Can you write out all of the material below, word for word?

● Data extract
_ _ _

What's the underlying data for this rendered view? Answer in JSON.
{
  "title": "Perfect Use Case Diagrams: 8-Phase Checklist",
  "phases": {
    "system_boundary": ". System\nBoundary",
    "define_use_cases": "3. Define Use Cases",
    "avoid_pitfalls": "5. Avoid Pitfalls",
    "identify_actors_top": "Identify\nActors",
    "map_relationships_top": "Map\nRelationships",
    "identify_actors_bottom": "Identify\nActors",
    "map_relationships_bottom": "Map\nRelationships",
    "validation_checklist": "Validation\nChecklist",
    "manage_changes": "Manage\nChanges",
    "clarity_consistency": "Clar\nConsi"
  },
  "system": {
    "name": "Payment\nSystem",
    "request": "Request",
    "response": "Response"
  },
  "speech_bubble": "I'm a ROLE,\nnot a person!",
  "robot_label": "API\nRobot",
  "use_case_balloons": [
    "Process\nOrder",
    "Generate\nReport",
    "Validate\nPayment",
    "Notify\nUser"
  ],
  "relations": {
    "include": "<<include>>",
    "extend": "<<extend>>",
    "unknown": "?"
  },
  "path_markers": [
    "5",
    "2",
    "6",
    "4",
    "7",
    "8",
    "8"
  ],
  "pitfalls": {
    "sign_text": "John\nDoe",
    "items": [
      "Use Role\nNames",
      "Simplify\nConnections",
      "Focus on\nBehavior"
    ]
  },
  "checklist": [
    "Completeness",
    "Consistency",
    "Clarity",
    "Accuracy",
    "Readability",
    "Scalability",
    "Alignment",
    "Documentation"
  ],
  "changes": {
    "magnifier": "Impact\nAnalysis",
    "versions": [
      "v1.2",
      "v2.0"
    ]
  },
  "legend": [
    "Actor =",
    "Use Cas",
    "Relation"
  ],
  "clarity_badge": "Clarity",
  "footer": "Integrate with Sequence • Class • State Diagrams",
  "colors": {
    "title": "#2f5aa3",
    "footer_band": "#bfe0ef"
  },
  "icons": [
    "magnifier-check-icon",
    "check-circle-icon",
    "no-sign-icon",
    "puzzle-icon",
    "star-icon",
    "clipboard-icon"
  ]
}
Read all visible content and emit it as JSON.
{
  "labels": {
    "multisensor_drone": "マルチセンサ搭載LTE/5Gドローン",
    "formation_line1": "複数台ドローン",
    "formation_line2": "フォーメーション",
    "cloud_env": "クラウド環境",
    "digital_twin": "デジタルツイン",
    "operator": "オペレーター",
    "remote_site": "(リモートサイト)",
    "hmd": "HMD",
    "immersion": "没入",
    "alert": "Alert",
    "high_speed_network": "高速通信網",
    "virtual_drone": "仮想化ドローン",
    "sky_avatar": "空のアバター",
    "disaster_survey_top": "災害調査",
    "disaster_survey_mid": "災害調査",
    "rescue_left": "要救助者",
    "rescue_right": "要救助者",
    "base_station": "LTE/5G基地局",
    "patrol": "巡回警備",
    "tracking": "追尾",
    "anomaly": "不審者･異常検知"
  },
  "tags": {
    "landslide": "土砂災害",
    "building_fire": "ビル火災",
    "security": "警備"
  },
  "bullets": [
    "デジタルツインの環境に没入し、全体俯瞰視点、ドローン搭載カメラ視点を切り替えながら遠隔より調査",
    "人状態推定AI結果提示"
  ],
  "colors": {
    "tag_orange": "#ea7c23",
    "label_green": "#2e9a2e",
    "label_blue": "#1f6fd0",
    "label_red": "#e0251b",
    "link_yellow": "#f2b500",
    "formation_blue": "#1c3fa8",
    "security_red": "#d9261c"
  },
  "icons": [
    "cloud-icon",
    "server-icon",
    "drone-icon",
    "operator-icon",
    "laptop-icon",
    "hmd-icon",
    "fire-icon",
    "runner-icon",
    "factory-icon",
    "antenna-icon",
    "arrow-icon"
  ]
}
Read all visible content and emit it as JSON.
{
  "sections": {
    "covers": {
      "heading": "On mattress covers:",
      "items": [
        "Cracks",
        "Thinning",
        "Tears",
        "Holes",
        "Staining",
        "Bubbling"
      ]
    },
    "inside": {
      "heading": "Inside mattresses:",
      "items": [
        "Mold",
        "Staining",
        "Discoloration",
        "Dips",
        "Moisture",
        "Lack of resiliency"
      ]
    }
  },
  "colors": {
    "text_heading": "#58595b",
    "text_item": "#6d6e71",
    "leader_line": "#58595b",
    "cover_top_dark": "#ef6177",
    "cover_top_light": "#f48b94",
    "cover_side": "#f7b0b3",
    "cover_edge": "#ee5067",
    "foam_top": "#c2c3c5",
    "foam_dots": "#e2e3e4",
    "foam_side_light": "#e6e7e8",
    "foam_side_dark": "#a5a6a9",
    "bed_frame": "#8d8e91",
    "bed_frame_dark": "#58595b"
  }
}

_ _ _

● Task answer
What's the underlying data for this rendered view? Answer in JSON.
{
  "title": "Perfect Use Case Diagrams: 8-Phase Checklist",
  "phases": {
    "system_boundary": ". System\nBoundary",
    "define_use_cases": "3. Define Use Cases",
    "avoid_pitfalls": "5. Avoid Pitfalls",
    "identify_actors_top": "Identify\nActors",
    "map_relationships_top": "Map\nRelationships",
    "identify_actors_bottom": "Identify\nActors",
    "map_relationships_bottom": "Map\nRelationships",
    "validation_checklist": "Validation\nChecklist",
    "manage_changes": "Manage\nChanges",
    "clarity_consistency": "Clar\nConsi"
  },
  "system": {
    "name": "Payment\nSystem",
    "request": "Request",
    "response": "Response"
  },
  "speech_bubble": "I'm a ROLE,\nnot a person!",
  "robot_label": "API\nRobot",
  "use_case_balloons": [
    "Process\nOrder",
    "Generate\nReport",
    "Validate\nPayment",
    "Notify\nUser"
  ],
  "relations": {
    "include": "<<include>>",
    "extend": "<<extend>>",
    "unknown": "?"
  },
  "path_markers": [
    "5",
    "2",
    "6",
    "4",
    "7",
    "8",
    "8"
  ],
  "pitfalls": {
    "sign_text": "John\nDoe",
    "items": [
      "Use Role\nNames",
      "Simplify\nConnections",
      "Focus on\nBehavior"
    ]
  },
  "checklist": [
    "Completeness",
    "Consistency",
    "Clarity",
    "Accuracy",
    "Readability",
    "Scalability",
    "Alignment",
    "Documentation"
  ],
  "changes": {
    "magnifier": "Impact\nAnalysis",
    "versions": [
      "v1.2",
      "v2.0"
    ]
  },
  "legend": [
    "Actor =",
    "Use Cas",
    "Relation"
  ],
  "clarity_badge": "Clarity",
  "footer": "Integrate with Sequence • Class • State Diagrams",
  "colors": {
    "title": "#2f5aa3",
    "footer_band": "#bfe0ef"
  },
  "icons": [
    "magnifier-check-icon",
    "check-circle-icon",
    "no-sign-icon",
    "puzzle-icon",
    "star-icon",
    "clipboard-icon"
  ]
}
Read all visible content and emit it as JSON.
{
  "labels": {
    "multisensor_drone": "マルチセンサ搭載LTE/5Gドローン",
    "formation_line1": "複数台ドローン",
    "formation_line2": "フォーメーション",
    "cloud_env": "クラウド環境",
    "digital_twin": "デジタルツイン",
    "operator": "オペレーター",
    "remote_site": "(リモートサイト)",
    "hmd": "HMD",
    "immersion": "没入",
    "alert": "Alert",
    "high_speed_network": "高速通信網",
    "virtual_drone": "仮想化ドローン",
    "sky_avatar": "空のアバター",
    "disaster_survey_top": "災害調査",
    "disaster_survey_mid": "災害調査",
    "rescue_left": "要救助者",
    "rescue_right": "要救助者",
    "base_station": "LTE/5G基地局",
    "patrol": "巡回警備",
    "tracking": "追尾",
    "anomaly": "不審者･異常検知"
  },
  "tags": {
    "landslide": "土砂災害",
    "building_fire": "ビル火災",
    "security": "警備"
  },
  "bullets": [
    "デジタルツインの環境に没入し、全体俯瞰視点、ドローン搭載カメラ視点を切り替えながら遠隔より調査",
    "人状態推定AI結果提示"
  ],
  "colors": {
    "tag_orange": "#ea7c23",
    "label_green": "#2e9a2e",
    "label_blue": "#1f6fd0",
    "label_red": "#e0251b",
    "link_yellow": "#f2b500",
    "formation_blue": "#1c3fa8",
    "security_red": "#d9261c"
  },
  "icons": [
    "cloud-icon",
    "server-icon",
    "drone-icon",
    "operator-icon",
    "laptop-icon",
    "hmd-icon",
    "fire-icon",
    "runner-icon",
    "factory-icon",
    "antenna-icon",
    "arrow-icon"
  ]
}
Read all visible content and emit it as JSON.
{
  "sections": {
    "covers": {
      "heading": "On mattress covers:",
      "items": [
        "Cracks",
        "Thinning",
        "Tears",
        "Holes",
        "Staining",
        "Bubbling"
      ]
    },
    "inside": {
      "heading": "Inside mattresses:",
      "items": [
        "Mold",
        "Staining",
        "Discoloration",
        "Dips",
        "Moisture",
        "Lack of resiliency"
      ]
    }
  },
  "colors": {
    "text_heading": "#58595b",
    "text_item": "#6d6e71",
    "leader_line": "#58595b",
    "cover_top_dark": "#ef6177",
    "cover_top_light": "#f48b94",
    "cover_side": "#f7b0b3",
    "cover_edge": "#ee5067",
    "foam_top": "#c2c3c5",
    "foam_dots": "#e2e3e4",
    "foam_side_light": "#e6e7e8",
    "foam_side_dark": "#a5a6a9",
    "bed_frame": "#8d8e91",
    "bed_frame_dark": "#58595b"
  }
}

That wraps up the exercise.